# Your task
Below are entries to be transcribed exactly; exclude the pictures from the copy.

━━━━━ Supplied material ━━━━━

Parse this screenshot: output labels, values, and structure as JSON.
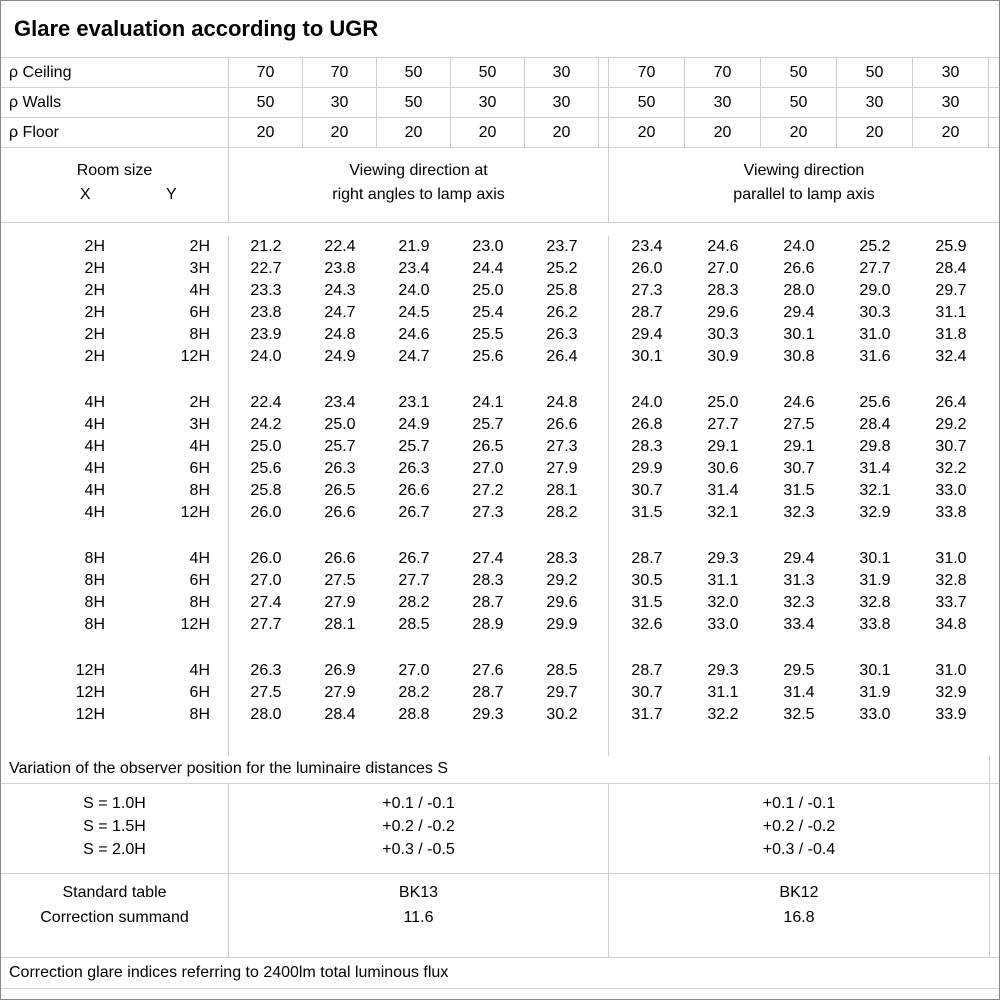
{
  "title": "Glare evaluation according to UGR",
  "header": {
    "reflectance_rows": [
      {
        "label": "ρ Ceiling",
        "values": [
          "70",
          "70",
          "50",
          "50",
          "30",
          "70",
          "70",
          "50",
          "50",
          "30"
        ]
      },
      {
        "label": "ρ Walls",
        "values": [
          "50",
          "30",
          "50",
          "30",
          "30",
          "50",
          "30",
          "50",
          "30",
          "30"
        ]
      },
      {
        "label": "ρ Floor",
        "values": [
          "20",
          "20",
          "20",
          "20",
          "20",
          "20",
          "20",
          "20",
          "20",
          "20"
        ]
      }
    ],
    "room_size_label": "Room size",
    "x_label": "X",
    "y_label": "Y",
    "group1_header": [
      "Viewing direction at",
      "right angles to lamp axis"
    ],
    "group2_header": [
      "Viewing direction",
      "parallel to lamp axis"
    ]
  },
  "body_groups": [
    {
      "rows": [
        {
          "x": "2H",
          "y": "2H",
          "values": [
            "21.2",
            "22.4",
            "21.9",
            "23.0",
            "23.7",
            "23.4",
            "24.6",
            "24.0",
            "25.2",
            "25.9"
          ]
        },
        {
          "x": "2H",
          "y": "3H",
          "values": [
            "22.7",
            "23.8",
            "23.4",
            "24.4",
            "25.2",
            "26.0",
            "27.0",
            "26.6",
            "27.7",
            "28.4"
          ]
        },
        {
          "x": "2H",
          "y": "4H",
          "values": [
            "23.3",
            "24.3",
            "24.0",
            "25.0",
            "25.8",
            "27.3",
            "28.3",
            "28.0",
            "29.0",
            "29.7"
          ]
        },
        {
          "x": "2H",
          "y": "6H",
          "values": [
            "23.8",
            "24.7",
            "24.5",
            "25.4",
            "26.2",
            "28.7",
            "29.6",
            "29.4",
            "30.3",
            "31.1"
          ]
        },
        {
          "x": "2H",
          "y": "8H",
          "values": [
            "23.9",
            "24.8",
            "24.6",
            "25.5",
            "26.3",
            "29.4",
            "30.3",
            "30.1",
            "31.0",
            "31.8"
          ]
        },
        {
          "x": "2H",
          "y": "12H",
          "values": [
            "24.0",
            "24.9",
            "24.7",
            "25.6",
            "26.4",
            "30.1",
            "30.9",
            "30.8",
            "31.6",
            "32.4"
          ]
        }
      ]
    },
    {
      "rows": [
        {
          "x": "4H",
          "y": "2H",
          "values": [
            "22.4",
            "23.4",
            "23.1",
            "24.1",
            "24.8",
            "24.0",
            "25.0",
            "24.6",
            "25.6",
            "26.4"
          ]
        },
        {
          "x": "4H",
          "y": "3H",
          "values": [
            "24.2",
            "25.0",
            "24.9",
            "25.7",
            "26.6",
            "26.8",
            "27.7",
            "27.5",
            "28.4",
            "29.2"
          ]
        },
        {
          "x": "4H",
          "y": "4H",
          "values": [
            "25.0",
            "25.7",
            "25.7",
            "26.5",
            "27.3",
            "28.3",
            "29.1",
            "29.1",
            "29.8",
            "30.7"
          ]
        },
        {
          "x": "4H",
          "y": "6H",
          "values": [
            "25.6",
            "26.3",
            "26.3",
            "27.0",
            "27.9",
            "29.9",
            "30.6",
            "30.7",
            "31.4",
            "32.2"
          ]
        },
        {
          "x": "4H",
          "y": "8H",
          "values": [
            "25.8",
            "26.5",
            "26.6",
            "27.2",
            "28.1",
            "30.7",
            "31.4",
            "31.5",
            "32.1",
            "33.0"
          ]
        },
        {
          "x": "4H",
          "y": "12H",
          "values": [
            "26.0",
            "26.6",
            "26.7",
            "27.3",
            "28.2",
            "31.5",
            "32.1",
            "32.3",
            "32.9",
            "33.8"
          ]
        }
      ]
    },
    {
      "rows": [
        {
          "x": "8H",
          "y": "4H",
          "values": [
            "26.0",
            "26.6",
            "26.7",
            "27.4",
            "28.3",
            "28.7",
            "29.3",
            "29.4",
            "30.1",
            "31.0"
          ]
        },
        {
          "x": "8H",
          "y": "6H",
          "values": [
            "27.0",
            "27.5",
            "27.7",
            "28.3",
            "29.2",
            "30.5",
            "31.1",
            "31.3",
            "31.9",
            "32.8"
          ]
        },
        {
          "x": "8H",
          "y": "8H",
          "values": [
            "27.4",
            "27.9",
            "28.2",
            "28.7",
            "29.6",
            "31.5",
            "32.0",
            "32.3",
            "32.8",
            "33.7"
          ]
        },
        {
          "x": "8H",
          "y": "12H",
          "values": [
            "27.7",
            "28.1",
            "28.5",
            "28.9",
            "29.9",
            "32.6",
            "33.0",
            "33.4",
            "33.8",
            "34.8"
          ]
        }
      ]
    },
    {
      "rows": [
        {
          "x": "12H",
          "y": "4H",
          "values": [
            "26.3",
            "26.9",
            "27.0",
            "27.6",
            "28.5",
            "28.7",
            "29.3",
            "29.5",
            "30.1",
            "31.0"
          ]
        },
        {
          "x": "12H",
          "y": "6H",
          "values": [
            "27.5",
            "27.9",
            "28.2",
            "28.7",
            "29.7",
            "30.7",
            "31.1",
            "31.4",
            "31.9",
            "32.9"
          ]
        },
        {
          "x": "12H",
          "y": "8H",
          "values": [
            "28.0",
            "28.4",
            "28.8",
            "29.3",
            "30.2",
            "31.7",
            "32.2",
            "32.5",
            "33.0",
            "33.9"
          ]
        }
      ]
    }
  ],
  "variation": {
    "label": "Variation of the observer position for the luminaire distances S",
    "rows": [
      {
        "s": "S = 1.0H",
        "right_angles": "+0.1 / -0.1",
        "parallel": "+0.1 / -0.1"
      },
      {
        "s": "S = 1.5H",
        "right_angles": "+0.2 / -0.2",
        "parallel": "+0.2 / -0.2"
      },
      {
        "s": "S = 2.0H",
        "right_angles": "+0.3 / -0.5",
        "parallel": "+0.3 / -0.4"
      }
    ]
  },
  "standard": {
    "row_labels": [
      "Standard table",
      "Correction summand"
    ],
    "right_angles": [
      "BK13",
      "11.6"
    ],
    "parallel": [
      "BK12",
      "16.8"
    ]
  },
  "footer": "Correction glare indices referring to 2400lm total luminous flux",
  "colors": {
    "gridline": "#d0d0d0",
    "outer_border": "#888888",
    "text": "#000000",
    "background": "#ffffff"
  }
}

━━━━━

# Task output
Parse this screenshot: output labels, values, and structure as JSON.
{
  "title": "Glare evaluation according to UGR",
  "header": {
    "reflectance_rows": [
      {
        "label": "ρ Ceiling",
        "values": [
          "70",
          "70",
          "50",
          "50",
          "30",
          "70",
          "70",
          "50",
          "50",
          "30"
        ]
      },
      {
        "label": "ρ Walls",
        "values": [
          "50",
          "30",
          "50",
          "30",
          "30",
          "50",
          "30",
          "50",
          "30",
          "30"
        ]
      },
      {
        "label": "ρ Floor",
        "values": [
          "20",
          "20",
          "20",
          "20",
          "20",
          "20",
          "20",
          "20",
          "20",
          "20"
        ]
      }
    ],
    "room_size_label": "Room size",
    "x_label": "X",
    "y_label": "Y",
    "group1_header": [
      "Viewing direction at",
      "right angles to lamp axis"
    ],
    "group2_header": [
      "Viewing direction",
      "parallel to lamp axis"
    ]
  },
  "body_groups": [
    {
      "rows": [
        {
          "x": "2H",
          "y": "2H",
          "values": [
            "21.2",
            "22.4",
            "21.9",
            "23.0",
            "23.7",
            "23.4",
            "24.6",
            "24.0",
            "25.2",
            "25.9"
          ]
        },
        {
          "x": "2H",
          "y": "3H",
          "values": [
            "22.7",
            "23.8",
            "23.4",
            "24.4",
            "25.2",
            "26.0",
            "27.0",
            "26.6",
            "27.7",
            "28.4"
          ]
        },
        {
          "x": "2H",
          "y": "4H",
          "values": [
            "23.3",
            "24.3",
            "24.0",
            "25.0",
            "25.8",
            "27.3",
            "28.3",
            "28.0",
            "29.0",
            "29.7"
          ]
        },
        {
          "x": "2H",
          "y": "6H",
          "values": [
            "23.8",
            "24.7",
            "24.5",
            "25.4",
            "26.2",
            "28.7",
            "29.6",
            "29.4",
            "30.3",
            "31.1"
          ]
        },
        {
          "x": "2H",
          "y": "8H",
          "values": [
            "23.9",
            "24.8",
            "24.6",
            "25.5",
            "26.3",
            "29.4",
            "30.3",
            "30.1",
            "31.0",
            "31.8"
          ]
        },
        {
          "x": "2H",
          "y": "12H",
          "values": [
            "24.0",
            "24.9",
            "24.7",
            "25.6",
            "26.4",
            "30.1",
            "30.9",
            "30.8",
            "31.6",
            "32.4"
          ]
        }
      ]
    },
    {
      "rows": [
        {
          "x": "4H",
          "y": "2H",
          "values": [
            "22.4",
            "23.4",
            "23.1",
            "24.1",
            "24.8",
            "24.0",
            "25.0",
            "24.6",
            "25.6",
            "26.4"
          ]
        },
        {
          "x": "4H",
          "y": "3H",
          "values": [
            "24.2",
            "25.0",
            "24.9",
            "25.7",
            "26.6",
            "26.8",
            "27.7",
            "27.5",
            "28.4",
            "29.2"
          ]
        },
        {
          "x": "4H",
          "y": "4H",
          "values": [
            "25.0",
            "25.7",
            "25.7",
            "26.5",
            "27.3",
            "28.3",
            "29.1",
            "29.1",
            "29.8",
            "30.7"
          ]
        },
        {
          "x": "4H",
          "y": "6H",
          "values": [
            "25.6",
            "26.3",
            "26.3",
            "27.0",
            "27.9",
            "29.9",
            "30.6",
            "30.7",
            "31.4",
            "32.2"
          ]
        },
        {
          "x": "4H",
          "y": "8H",
          "values": [
            "25.8",
            "26.5",
            "26.6",
            "27.2",
            "28.1",
            "30.7",
            "31.4",
            "31.5",
            "32.1",
            "33.0"
          ]
        },
        {
          "x": "4H",
          "y": "12H",
          "values": [
            "26.0",
            "26.6",
            "26.7",
            "27.3",
            "28.2",
            "31.5",
            "32.1",
            "32.3",
            "32.9",
            "33.8"
          ]
        }
      ]
    },
    {
      "rows": [
        {
          "x": "8H",
          "y": "4H",
          "values": [
            "26.0",
            "26.6",
            "26.7",
            "27.4",
            "28.3",
            "28.7",
            "29.3",
            "29.4",
            "30.1",
            "31.0"
          ]
        },
        {
          "x": "8H",
          "y": "6H",
          "values": [
            "27.0",
            "27.5",
            "27.7",
            "28.3",
            "29.2",
            "30.5",
            "31.1",
            "31.3",
            "31.9",
            "32.8"
          ]
        },
        {
          "x": "8H",
          "y": "8H",
          "values": [
            "27.4",
            "27.9",
            "28.2",
            "28.7",
            "29.6",
            "31.5",
            "32.0",
            "32.3",
            "32.8",
            "33.7"
          ]
        },
        {
          "x": "8H",
          "y": "12H",
          "values": [
            "27.7",
            "28.1",
            "28.5",
            "28.9",
            "29.9",
            "32.6",
            "33.0",
            "33.4",
            "33.8",
            "34.8"
          ]
        }
      ]
    },
    {
      "rows": [
        {
          "x": "12H",
          "y": "4H",
          "values": [
            "26.3",
            "26.9",
            "27.0",
            "27.6",
            "28.5",
            "28.7",
            "29.3",
            "29.5",
            "30.1",
            "31.0"
          ]
        },
        {
          "x": "12H",
          "y": "6H",
          "values": [
            "27.5",
            "27.9",
            "28.2",
            "28.7",
            "29.7",
            "30.7",
            "31.1",
            "31.4",
            "31.9",
            "32.9"
          ]
        },
        {
          "x": "12H",
          "y": "8H",
          "values": [
            "28.0",
            "28.4",
            "28.8",
            "29.3",
            "30.2",
            "31.7",
            "32.2",
            "32.5",
            "33.0",
            "33.9"
          ]
        }
      ]
    }
  ],
  "variation": {
    "label": "Variation of the observer position for the luminaire distances S",
    "rows": [
      {
        "s": "S = 1.0H",
        "right_angles": "+0.1 / -0.1",
        "parallel": "+0.1 / -0.1"
      },
      {
        "s": "S = 1.5H",
        "right_angles": "+0.2 / -0.2",
        "parallel": "+0.2 / -0.2"
      },
      {
        "s": "S = 2.0H",
        "right_angles": "+0.3 / -0.5",
        "parallel": "+0.3 / -0.4"
      }
    ]
  },
  "standard": {
    "row_labels": [
      "Standard table",
      "Correction summand"
    ],
    "right_angles": [
      "BK13",
      "11.6"
    ],
    "parallel": [
      "BK12",
      "16.8"
    ]
  },
  "footer": "Correction glare indices referring to 2400lm total luminous flux",
  "colors": {
    "gridline": "#d0d0d0",
    "outer_border": "#888888",
    "text": "#000000",
    "background": "#ffffff"
  }
}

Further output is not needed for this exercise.